-- Material provided start --
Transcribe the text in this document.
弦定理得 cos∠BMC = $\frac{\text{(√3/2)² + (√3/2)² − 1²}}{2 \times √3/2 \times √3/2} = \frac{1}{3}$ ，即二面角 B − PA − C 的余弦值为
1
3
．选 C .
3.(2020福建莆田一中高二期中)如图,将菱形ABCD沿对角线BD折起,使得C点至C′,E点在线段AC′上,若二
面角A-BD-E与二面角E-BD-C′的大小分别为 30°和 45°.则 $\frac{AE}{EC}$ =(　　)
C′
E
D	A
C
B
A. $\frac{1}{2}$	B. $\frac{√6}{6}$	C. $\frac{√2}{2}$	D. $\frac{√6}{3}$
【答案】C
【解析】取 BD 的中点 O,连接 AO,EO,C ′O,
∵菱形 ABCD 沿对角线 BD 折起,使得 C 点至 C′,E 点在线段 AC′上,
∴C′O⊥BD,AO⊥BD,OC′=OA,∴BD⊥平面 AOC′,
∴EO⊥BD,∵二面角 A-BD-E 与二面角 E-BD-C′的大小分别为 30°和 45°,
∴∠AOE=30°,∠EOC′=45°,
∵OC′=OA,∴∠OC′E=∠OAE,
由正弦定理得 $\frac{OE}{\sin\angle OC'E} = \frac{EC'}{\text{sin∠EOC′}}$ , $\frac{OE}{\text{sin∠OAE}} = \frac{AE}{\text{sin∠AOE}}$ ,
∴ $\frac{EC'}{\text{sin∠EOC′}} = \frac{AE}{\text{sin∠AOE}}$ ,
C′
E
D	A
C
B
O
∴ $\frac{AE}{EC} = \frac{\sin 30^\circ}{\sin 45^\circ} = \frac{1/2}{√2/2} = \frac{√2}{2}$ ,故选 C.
-- Material provided end --
◆ Task prompt ◆
Identify the lines that hold the word "的大小分别为". Copy every one of them.

◆ Solution below ◆
面角A-BD-E与二面角E-BD-C′的大小分别为 30°和 45°.则 $\frac{AE}{EC}$ =(　　)
∴EO⊥BD,∵二面角 A-BD-E 与二面角 E-BD-C′的大小分别为 30°和 45°,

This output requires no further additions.